_Problem to solve_
Output solely the number of lines containing the string "ylabel".

_Given records_
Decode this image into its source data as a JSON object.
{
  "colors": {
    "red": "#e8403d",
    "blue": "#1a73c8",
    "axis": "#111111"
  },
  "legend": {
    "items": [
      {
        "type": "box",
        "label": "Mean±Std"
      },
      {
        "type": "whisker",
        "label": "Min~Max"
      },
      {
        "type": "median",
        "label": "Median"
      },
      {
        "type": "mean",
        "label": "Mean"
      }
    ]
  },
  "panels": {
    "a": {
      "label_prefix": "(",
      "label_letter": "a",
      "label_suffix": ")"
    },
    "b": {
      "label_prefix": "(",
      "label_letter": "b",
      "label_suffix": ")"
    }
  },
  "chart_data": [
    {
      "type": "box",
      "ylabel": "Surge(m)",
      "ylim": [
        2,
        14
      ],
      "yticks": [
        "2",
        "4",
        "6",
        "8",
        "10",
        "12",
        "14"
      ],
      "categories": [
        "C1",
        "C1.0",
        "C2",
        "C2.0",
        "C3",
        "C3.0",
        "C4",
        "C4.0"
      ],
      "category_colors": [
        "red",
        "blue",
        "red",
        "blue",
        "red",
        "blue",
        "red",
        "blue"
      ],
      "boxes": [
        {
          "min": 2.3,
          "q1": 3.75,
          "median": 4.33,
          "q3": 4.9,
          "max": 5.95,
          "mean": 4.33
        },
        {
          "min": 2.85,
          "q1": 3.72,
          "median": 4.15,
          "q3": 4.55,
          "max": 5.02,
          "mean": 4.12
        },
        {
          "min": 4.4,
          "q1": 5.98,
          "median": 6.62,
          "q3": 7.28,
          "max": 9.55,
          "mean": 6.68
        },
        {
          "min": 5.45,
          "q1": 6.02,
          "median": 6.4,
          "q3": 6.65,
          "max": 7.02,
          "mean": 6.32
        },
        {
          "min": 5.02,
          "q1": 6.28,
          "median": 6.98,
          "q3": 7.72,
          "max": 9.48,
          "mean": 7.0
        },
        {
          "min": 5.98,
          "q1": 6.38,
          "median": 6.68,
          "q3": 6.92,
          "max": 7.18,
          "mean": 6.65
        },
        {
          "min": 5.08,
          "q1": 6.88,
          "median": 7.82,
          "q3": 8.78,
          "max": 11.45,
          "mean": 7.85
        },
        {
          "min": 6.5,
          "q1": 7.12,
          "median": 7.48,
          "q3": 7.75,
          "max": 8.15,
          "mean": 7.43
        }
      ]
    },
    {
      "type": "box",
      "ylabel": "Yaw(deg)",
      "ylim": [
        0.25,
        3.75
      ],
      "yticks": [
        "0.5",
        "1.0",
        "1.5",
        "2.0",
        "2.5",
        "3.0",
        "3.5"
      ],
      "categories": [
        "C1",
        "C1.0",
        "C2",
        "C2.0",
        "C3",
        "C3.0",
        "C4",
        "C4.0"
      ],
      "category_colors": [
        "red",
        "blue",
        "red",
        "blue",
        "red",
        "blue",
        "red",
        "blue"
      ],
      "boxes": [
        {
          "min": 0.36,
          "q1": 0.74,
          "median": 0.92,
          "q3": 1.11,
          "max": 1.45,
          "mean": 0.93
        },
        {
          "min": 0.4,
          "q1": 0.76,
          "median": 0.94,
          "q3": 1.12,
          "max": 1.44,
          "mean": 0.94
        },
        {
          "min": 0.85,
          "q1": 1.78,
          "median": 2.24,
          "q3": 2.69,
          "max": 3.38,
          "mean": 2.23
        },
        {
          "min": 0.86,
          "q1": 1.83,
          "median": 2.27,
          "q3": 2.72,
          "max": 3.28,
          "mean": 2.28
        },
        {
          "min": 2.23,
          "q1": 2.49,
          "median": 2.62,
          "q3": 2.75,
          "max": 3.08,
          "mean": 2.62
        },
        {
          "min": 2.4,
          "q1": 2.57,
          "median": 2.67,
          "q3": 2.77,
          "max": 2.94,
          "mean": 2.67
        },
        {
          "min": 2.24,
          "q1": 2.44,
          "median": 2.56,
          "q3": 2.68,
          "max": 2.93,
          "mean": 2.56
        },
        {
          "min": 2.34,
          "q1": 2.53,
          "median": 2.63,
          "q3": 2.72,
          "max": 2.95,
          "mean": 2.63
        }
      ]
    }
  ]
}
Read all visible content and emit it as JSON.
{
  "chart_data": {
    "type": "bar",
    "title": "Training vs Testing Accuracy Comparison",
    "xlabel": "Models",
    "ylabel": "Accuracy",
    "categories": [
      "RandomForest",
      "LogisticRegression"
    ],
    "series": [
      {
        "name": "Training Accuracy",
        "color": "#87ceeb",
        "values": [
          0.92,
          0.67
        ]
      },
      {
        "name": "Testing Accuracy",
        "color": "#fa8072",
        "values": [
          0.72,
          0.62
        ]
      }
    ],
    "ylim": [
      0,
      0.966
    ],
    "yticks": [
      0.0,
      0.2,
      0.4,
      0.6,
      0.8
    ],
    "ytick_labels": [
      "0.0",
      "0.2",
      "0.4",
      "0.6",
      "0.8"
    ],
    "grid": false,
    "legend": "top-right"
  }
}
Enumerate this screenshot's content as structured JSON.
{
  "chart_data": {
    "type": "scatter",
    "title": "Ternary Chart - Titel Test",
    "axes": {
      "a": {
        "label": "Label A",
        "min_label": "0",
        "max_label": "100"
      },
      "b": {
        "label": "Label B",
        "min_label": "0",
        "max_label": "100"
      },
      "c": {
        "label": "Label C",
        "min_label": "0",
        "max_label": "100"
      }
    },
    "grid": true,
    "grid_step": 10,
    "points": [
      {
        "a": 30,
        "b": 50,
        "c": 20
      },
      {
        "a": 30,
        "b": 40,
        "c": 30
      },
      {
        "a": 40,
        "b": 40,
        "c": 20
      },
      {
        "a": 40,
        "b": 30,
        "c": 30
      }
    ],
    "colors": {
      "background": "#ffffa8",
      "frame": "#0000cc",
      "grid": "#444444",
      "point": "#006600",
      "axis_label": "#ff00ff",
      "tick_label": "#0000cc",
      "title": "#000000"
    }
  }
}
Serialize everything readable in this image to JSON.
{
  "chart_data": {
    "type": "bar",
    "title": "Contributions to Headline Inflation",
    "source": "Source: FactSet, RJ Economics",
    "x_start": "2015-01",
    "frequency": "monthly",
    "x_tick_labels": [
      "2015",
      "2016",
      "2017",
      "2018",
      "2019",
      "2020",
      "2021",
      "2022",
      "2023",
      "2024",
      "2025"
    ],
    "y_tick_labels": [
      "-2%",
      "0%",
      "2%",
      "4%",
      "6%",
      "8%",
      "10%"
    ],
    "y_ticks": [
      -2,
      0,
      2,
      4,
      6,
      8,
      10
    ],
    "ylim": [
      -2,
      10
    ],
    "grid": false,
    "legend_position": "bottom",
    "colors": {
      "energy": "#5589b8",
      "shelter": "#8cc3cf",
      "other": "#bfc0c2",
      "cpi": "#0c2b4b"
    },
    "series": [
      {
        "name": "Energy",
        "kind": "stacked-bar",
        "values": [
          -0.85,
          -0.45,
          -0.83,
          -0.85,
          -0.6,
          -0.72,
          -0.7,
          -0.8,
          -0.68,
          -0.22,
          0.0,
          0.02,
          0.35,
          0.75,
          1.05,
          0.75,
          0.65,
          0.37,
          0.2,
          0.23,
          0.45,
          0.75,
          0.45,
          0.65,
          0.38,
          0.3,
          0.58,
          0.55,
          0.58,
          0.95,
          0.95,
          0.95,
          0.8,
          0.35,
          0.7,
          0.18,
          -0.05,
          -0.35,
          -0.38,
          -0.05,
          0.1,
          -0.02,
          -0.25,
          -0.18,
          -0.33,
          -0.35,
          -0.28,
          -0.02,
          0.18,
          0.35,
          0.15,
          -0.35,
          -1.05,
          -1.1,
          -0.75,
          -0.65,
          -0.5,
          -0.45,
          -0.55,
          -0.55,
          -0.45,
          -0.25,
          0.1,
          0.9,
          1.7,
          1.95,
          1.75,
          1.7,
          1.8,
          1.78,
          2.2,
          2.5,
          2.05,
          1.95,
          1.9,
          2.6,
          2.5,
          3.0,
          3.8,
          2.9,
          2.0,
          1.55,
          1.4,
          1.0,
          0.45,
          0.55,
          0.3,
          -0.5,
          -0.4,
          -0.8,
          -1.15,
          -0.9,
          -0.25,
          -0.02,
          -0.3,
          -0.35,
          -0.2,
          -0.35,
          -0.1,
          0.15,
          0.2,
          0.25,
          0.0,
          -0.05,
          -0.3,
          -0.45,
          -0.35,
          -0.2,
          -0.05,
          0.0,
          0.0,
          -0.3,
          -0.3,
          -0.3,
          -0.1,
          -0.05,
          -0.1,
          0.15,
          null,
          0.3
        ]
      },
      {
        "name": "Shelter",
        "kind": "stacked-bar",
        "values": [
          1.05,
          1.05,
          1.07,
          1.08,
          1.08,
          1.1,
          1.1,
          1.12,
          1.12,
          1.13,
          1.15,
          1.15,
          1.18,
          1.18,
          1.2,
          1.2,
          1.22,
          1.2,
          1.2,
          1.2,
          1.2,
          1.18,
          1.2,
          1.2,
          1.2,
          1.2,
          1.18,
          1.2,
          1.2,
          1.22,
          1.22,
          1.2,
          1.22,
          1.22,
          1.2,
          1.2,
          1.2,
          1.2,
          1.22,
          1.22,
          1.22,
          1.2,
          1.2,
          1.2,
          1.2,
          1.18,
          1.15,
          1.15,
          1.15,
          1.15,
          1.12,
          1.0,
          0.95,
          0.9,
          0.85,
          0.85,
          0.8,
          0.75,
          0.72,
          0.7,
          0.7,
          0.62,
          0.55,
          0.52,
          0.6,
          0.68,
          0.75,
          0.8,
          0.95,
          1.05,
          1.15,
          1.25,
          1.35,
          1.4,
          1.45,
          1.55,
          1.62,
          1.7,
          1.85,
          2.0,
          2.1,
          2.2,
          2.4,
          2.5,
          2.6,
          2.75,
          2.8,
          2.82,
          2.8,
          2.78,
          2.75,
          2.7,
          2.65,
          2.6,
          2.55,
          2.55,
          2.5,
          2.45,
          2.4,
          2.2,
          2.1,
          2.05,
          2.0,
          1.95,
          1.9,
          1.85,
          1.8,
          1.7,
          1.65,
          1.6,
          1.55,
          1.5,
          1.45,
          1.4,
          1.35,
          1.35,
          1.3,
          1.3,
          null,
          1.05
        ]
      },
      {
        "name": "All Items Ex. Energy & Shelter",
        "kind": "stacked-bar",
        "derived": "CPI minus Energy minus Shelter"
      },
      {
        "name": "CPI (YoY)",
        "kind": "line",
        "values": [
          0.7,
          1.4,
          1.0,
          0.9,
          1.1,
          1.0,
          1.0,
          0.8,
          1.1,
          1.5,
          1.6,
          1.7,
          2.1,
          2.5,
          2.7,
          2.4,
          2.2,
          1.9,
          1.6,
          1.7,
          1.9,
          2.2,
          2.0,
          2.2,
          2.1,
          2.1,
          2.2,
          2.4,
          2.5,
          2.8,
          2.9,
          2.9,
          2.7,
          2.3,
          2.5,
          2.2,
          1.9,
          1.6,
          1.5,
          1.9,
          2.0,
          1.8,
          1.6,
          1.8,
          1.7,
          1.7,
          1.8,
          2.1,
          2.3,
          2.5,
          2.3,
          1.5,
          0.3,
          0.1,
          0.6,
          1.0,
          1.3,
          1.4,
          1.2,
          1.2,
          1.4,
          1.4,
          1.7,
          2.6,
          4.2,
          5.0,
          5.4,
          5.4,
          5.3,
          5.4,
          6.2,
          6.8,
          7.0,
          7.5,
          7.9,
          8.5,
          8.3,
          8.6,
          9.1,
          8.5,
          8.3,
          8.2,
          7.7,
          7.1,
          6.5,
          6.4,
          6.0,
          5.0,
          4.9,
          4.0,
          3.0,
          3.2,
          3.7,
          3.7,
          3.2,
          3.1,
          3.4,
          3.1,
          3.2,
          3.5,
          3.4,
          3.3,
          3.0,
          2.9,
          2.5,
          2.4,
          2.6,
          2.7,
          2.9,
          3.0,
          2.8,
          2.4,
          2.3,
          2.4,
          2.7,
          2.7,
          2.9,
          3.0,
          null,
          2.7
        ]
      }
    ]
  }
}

_Task result_
3